Exercise description
Reproduce the listing in its entirety. Do not reproduce the pictures.
== Data under study
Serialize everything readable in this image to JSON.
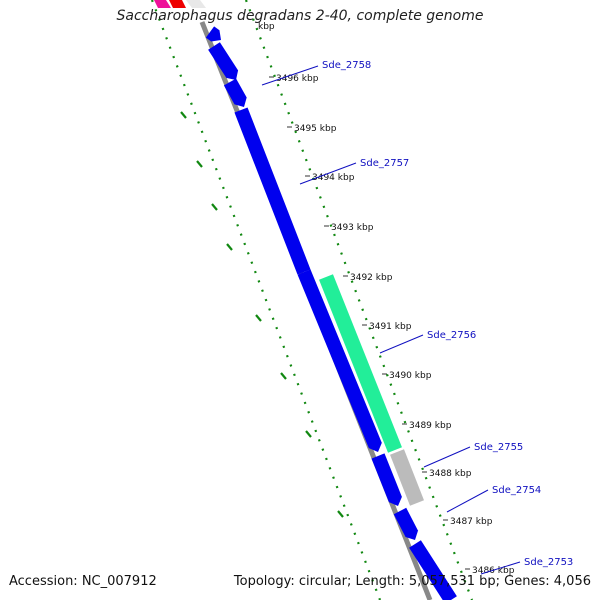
{
  "title": "Saccharophagus degradans 2-40, complete genome",
  "footer": {
    "accession": "Accession: NC_007912",
    "summary": "Topology: circular; Length: 5,057,531 bp; Genes: 4,056"
  },
  "scale_marks": [
    "3496 kbp",
    "3495 kbp",
    "3494 kbp",
    "3493 kbp",
    "3492 kbp",
    "3491 kbp",
    "3490 kbp",
    "3489 kbp",
    "3488 kbp",
    "3487 kbp",
    "3486 kbp"
  ],
  "gene_labels": [
    "Sde_2758",
    "Sde_2757",
    "Sde_2756",
    "Sde_2755",
    "Sde_2754",
    "Sde_2753"
  ],
  "colors": {
    "cds": "#0000ee",
    "highlight": "#22ee99",
    "gray": "#bbbbbb",
    "backbone": "#888888",
    "ticks": "#118811",
    "pink": "#ee1199",
    "red": "#ee0000",
    "label": "#1010c0"
  }
}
====
Expected answer
Serialize everything readable in this image to JSON.
{
  "title": "Saccharophagus degradans 2-40, complete genome",
  "footer": {
    "accession": "Accession: NC_007912",
    "summary": "Topology: circular; Length: 5,057,531 bp; Genes: 4,056"
  },
  "scale_marks": [
    "3496 kbp",
    "3495 kbp",
    "3494 kbp",
    "3493 kbp",
    "3492 kbp",
    "3491 kbp",
    "3490 kbp",
    "3489 kbp",
    "3488 kbp",
    "3487 kbp",
    "3486 kbp"
  ],
  "gene_labels": [
    "Sde_2758",
    "Sde_2757",
    "Sde_2756",
    "Sde_2755",
    "Sde_2754",
    "Sde_2753"
  ],
  "colors": {
    "cds": "#0000ee",
    "highlight": "#22ee99",
    "gray": "#bbbbbb",
    "backbone": "#888888",
    "ticks": "#118811",
    "pink": "#ee1199",
    "red": "#ee0000",
    "label": "#1010c0"
  }
}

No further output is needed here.